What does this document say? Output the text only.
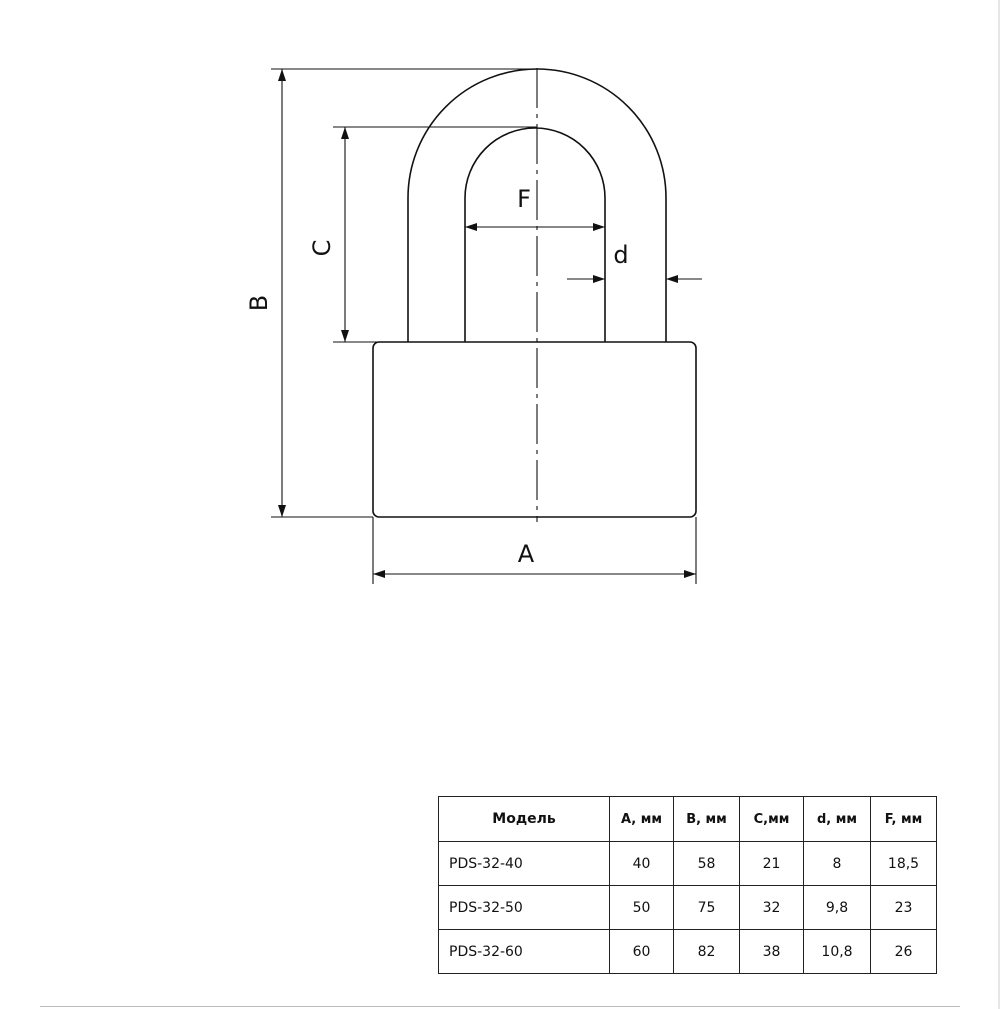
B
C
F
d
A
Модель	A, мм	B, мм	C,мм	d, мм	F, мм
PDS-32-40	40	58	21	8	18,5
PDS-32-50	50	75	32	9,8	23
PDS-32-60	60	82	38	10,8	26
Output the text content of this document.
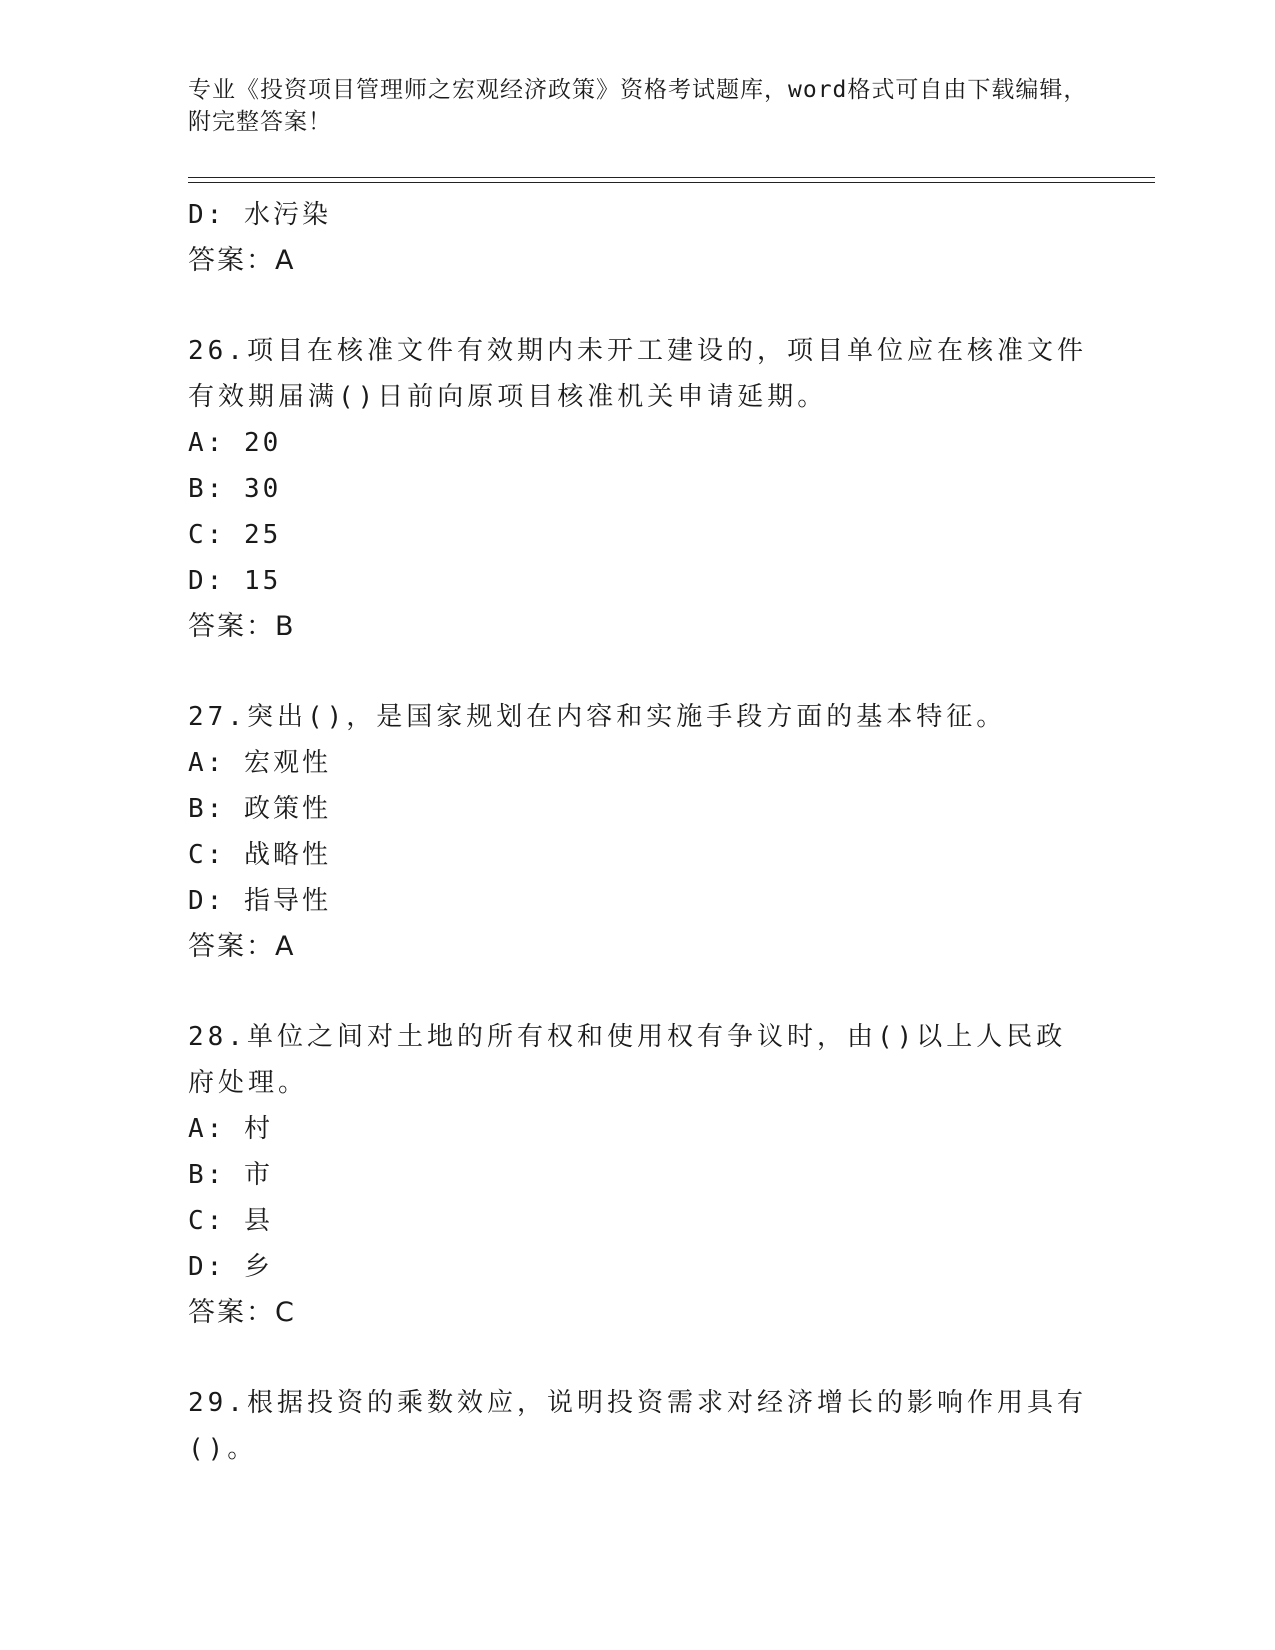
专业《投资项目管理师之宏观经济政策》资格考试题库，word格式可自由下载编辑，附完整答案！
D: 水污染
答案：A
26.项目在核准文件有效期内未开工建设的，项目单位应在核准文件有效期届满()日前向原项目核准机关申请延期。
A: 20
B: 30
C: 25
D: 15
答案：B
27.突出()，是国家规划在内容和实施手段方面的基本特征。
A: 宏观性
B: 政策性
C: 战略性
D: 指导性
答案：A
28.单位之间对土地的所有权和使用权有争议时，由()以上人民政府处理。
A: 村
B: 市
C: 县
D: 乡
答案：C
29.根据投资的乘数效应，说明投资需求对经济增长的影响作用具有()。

■ ■ ■

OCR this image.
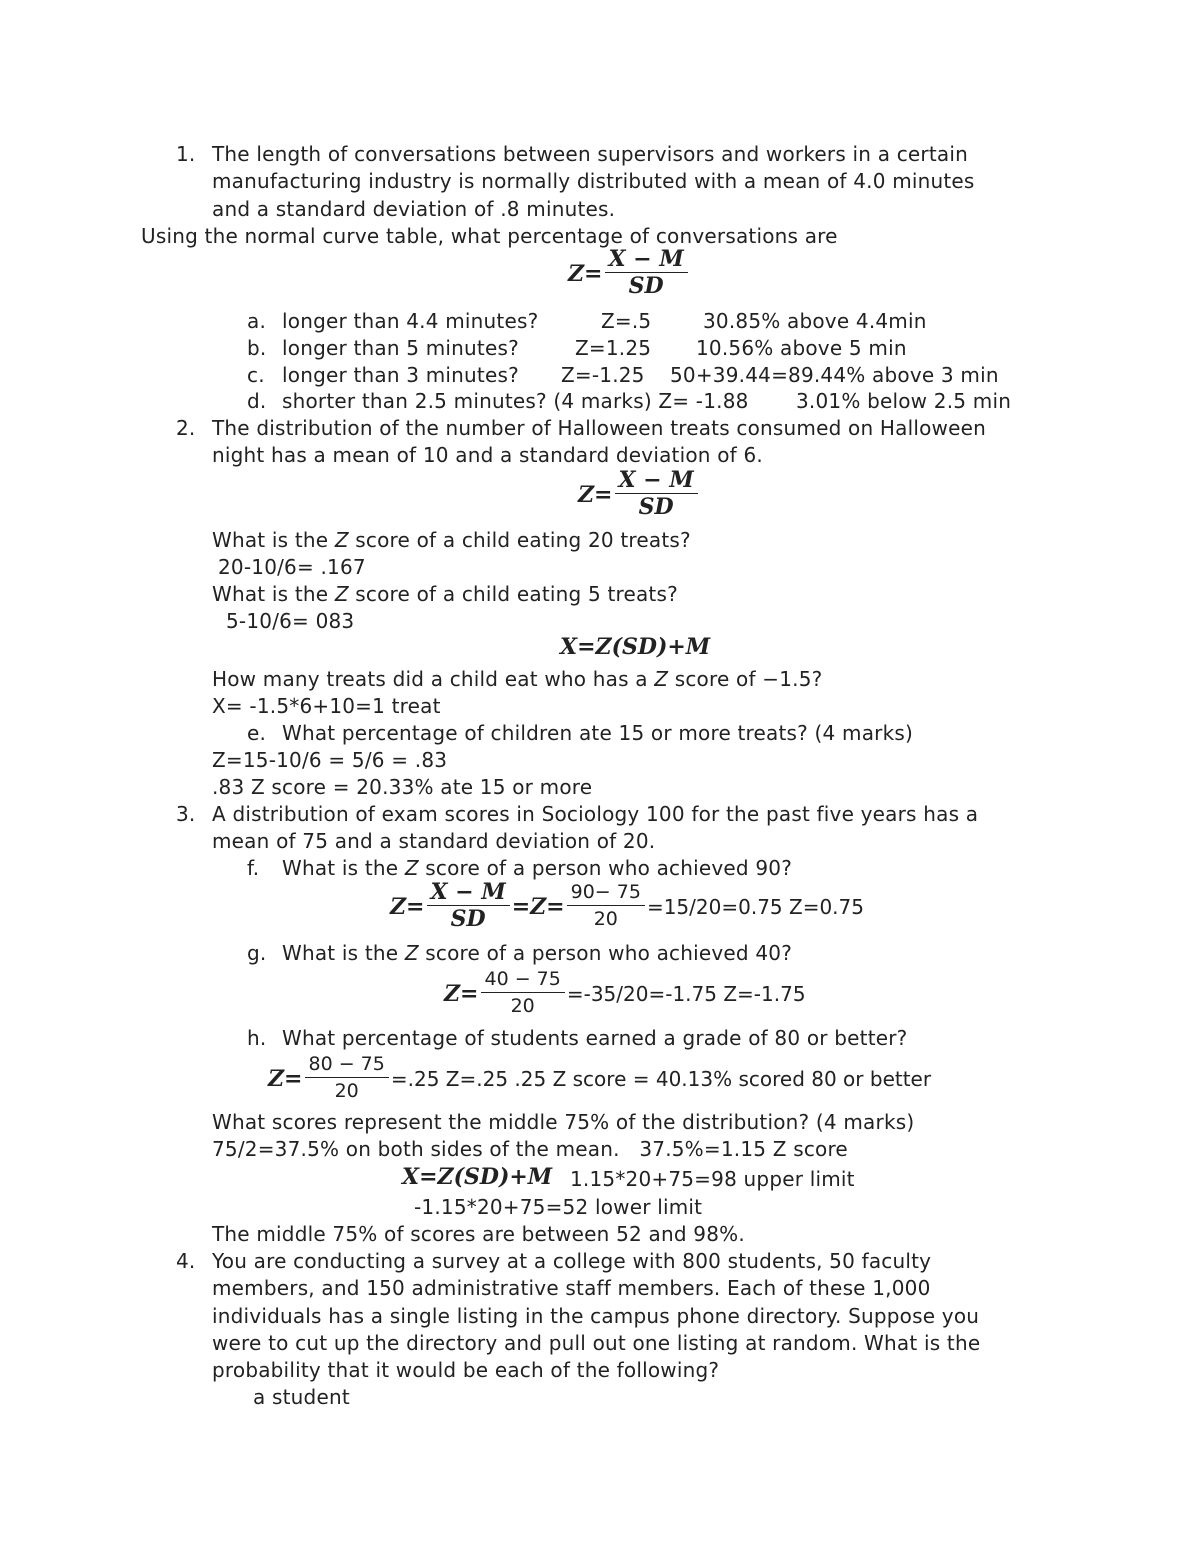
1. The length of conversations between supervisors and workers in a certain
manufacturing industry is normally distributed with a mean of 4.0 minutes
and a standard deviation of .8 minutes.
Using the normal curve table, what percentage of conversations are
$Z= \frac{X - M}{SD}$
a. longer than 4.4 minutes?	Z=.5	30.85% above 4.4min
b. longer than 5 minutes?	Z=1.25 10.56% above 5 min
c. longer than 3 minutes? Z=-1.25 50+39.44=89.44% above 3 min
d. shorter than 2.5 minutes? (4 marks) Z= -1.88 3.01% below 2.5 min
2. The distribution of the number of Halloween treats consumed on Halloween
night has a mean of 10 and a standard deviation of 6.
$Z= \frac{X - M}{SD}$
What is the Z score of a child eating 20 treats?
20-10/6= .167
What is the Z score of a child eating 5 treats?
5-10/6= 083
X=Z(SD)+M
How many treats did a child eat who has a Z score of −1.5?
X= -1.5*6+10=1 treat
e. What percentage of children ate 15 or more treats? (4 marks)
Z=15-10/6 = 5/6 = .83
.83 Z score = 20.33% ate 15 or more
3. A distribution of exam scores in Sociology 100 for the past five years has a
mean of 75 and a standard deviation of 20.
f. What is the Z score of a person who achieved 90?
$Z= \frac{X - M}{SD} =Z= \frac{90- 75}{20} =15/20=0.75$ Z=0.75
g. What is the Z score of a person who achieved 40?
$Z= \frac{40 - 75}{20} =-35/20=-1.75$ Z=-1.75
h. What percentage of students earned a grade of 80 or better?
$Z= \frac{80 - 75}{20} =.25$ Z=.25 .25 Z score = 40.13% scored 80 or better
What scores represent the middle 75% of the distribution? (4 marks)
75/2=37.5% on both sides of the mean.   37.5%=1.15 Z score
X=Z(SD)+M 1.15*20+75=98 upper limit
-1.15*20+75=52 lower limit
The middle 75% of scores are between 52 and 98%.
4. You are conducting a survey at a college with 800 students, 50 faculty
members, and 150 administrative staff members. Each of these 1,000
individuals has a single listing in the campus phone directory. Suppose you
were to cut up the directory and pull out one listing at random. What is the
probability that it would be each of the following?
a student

■ ■ ■

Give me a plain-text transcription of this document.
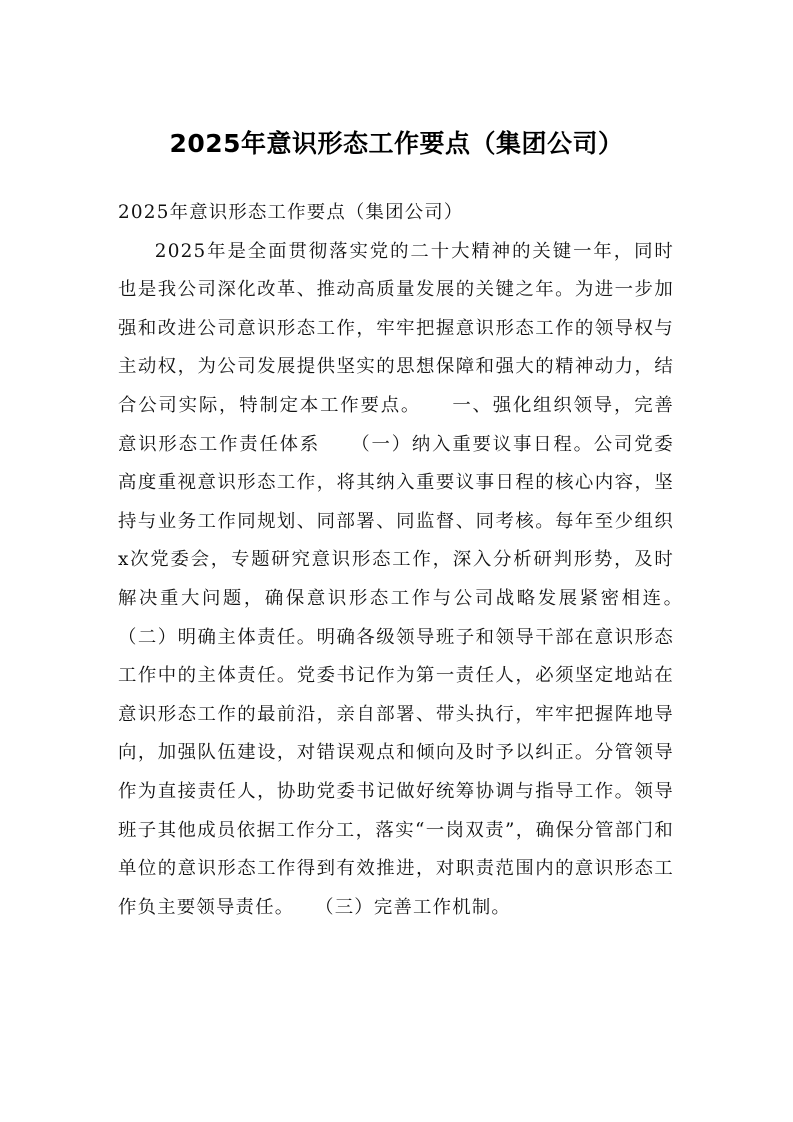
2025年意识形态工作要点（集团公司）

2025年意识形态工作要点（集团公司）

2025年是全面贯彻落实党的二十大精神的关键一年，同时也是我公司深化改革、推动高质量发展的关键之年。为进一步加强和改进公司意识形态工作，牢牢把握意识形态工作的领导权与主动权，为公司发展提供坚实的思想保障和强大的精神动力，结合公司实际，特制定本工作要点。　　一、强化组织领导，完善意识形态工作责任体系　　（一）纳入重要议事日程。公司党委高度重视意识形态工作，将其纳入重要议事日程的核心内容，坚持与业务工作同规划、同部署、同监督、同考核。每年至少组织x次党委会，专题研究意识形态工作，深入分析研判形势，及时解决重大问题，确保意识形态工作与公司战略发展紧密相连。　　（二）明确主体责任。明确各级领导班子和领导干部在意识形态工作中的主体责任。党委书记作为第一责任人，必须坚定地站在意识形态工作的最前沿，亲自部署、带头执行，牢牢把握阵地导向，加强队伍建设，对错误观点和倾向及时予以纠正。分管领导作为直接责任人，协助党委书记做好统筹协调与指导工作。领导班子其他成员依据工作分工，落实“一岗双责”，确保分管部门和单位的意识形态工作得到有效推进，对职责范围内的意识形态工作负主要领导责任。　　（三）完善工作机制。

■ ■ ■

**INSTRUCTION**.
Return only the count of lines in the records that hold the word "person".

**SOLUTION FOR THIS PROBLEM**.
2